Exercise directions: In the data below, find each line containing the string "this" and return it.

Supplied records:

──────────────────────────────

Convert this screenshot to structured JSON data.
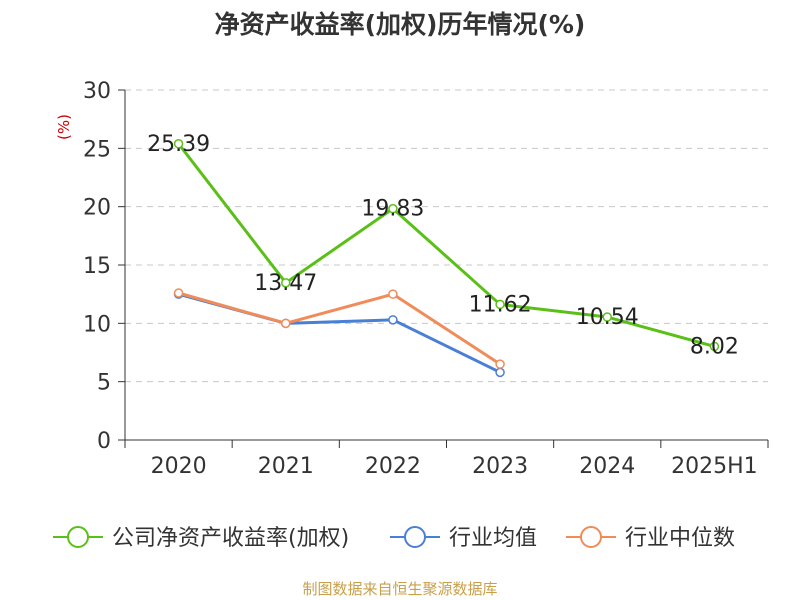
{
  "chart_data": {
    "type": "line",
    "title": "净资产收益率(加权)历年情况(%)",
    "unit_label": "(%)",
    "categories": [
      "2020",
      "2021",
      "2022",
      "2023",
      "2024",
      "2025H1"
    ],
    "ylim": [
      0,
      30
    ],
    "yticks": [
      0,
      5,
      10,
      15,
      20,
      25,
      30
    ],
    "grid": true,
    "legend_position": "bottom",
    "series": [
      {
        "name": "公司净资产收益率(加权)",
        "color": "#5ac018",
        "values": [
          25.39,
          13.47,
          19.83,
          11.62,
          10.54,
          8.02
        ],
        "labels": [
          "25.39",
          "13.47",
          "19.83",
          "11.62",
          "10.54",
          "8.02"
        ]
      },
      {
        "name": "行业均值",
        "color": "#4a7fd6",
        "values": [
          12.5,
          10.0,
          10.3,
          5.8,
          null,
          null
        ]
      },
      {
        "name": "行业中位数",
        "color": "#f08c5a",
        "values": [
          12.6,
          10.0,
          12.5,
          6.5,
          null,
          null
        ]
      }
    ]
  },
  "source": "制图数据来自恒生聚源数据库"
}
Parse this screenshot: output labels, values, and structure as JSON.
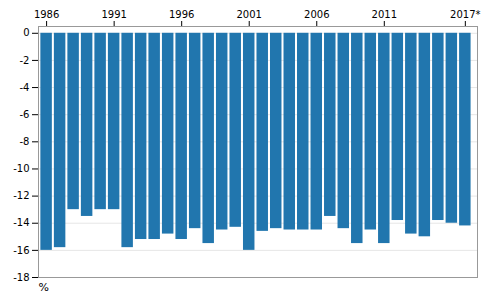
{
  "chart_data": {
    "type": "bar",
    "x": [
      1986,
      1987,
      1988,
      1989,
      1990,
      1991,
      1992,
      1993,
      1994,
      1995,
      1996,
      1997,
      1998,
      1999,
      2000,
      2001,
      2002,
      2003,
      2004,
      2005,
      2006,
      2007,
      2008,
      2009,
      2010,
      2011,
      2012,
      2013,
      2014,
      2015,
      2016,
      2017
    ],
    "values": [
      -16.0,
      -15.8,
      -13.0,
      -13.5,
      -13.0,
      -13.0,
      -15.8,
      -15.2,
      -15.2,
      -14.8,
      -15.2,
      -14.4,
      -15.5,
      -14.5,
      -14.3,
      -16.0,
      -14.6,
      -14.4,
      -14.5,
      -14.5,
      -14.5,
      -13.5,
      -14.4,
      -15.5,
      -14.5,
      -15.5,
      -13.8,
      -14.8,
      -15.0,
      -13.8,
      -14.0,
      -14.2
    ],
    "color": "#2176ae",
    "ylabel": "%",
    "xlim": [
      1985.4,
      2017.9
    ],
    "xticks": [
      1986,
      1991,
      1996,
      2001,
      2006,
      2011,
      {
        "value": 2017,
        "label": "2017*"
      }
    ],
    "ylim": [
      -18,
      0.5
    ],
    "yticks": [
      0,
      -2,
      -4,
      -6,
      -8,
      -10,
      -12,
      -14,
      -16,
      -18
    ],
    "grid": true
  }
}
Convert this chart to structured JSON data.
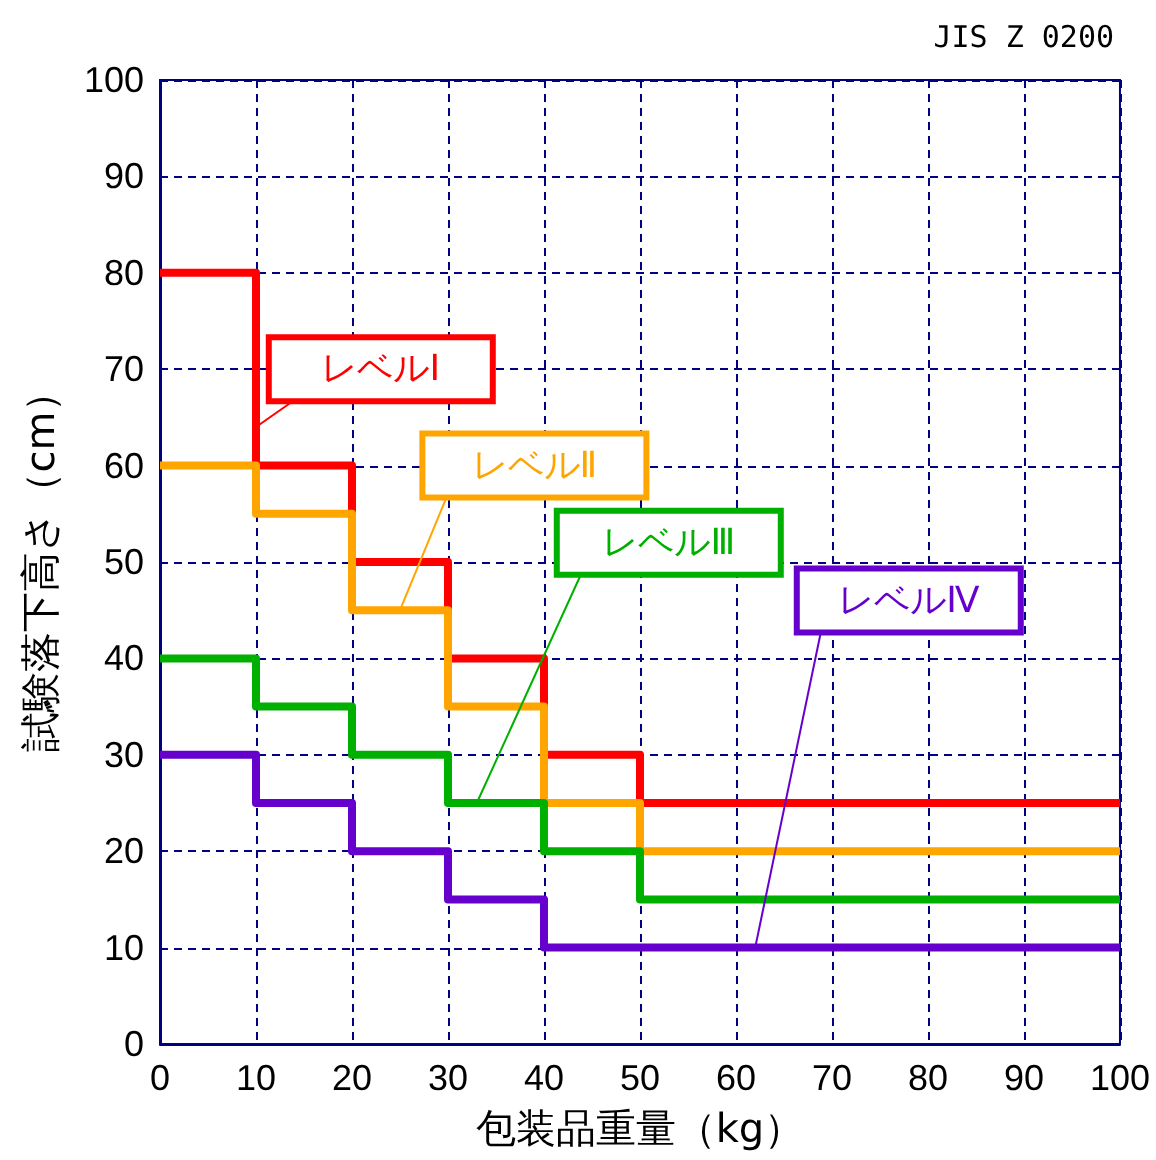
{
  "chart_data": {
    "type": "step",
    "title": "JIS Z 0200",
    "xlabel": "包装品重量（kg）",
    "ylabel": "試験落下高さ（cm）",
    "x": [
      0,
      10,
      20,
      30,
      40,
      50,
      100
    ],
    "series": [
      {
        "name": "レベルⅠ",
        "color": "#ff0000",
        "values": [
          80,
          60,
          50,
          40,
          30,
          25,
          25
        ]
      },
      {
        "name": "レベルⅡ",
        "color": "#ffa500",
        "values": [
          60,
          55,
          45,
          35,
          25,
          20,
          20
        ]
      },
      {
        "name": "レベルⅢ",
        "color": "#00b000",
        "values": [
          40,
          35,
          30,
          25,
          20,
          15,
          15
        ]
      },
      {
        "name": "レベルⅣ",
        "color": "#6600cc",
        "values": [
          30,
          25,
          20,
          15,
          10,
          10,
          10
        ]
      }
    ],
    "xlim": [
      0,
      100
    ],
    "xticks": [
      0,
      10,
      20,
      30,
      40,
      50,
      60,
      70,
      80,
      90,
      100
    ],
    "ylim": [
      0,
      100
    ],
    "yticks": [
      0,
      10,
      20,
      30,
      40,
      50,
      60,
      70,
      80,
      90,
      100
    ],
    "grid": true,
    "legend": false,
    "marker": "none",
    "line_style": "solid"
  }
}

──────────────────────────────

Exercise output:
Convert this screenshot to structured JSON data.
Parse this screenshot: output labels, values, and structure as JSON.
Convert this chart to structured JSON data.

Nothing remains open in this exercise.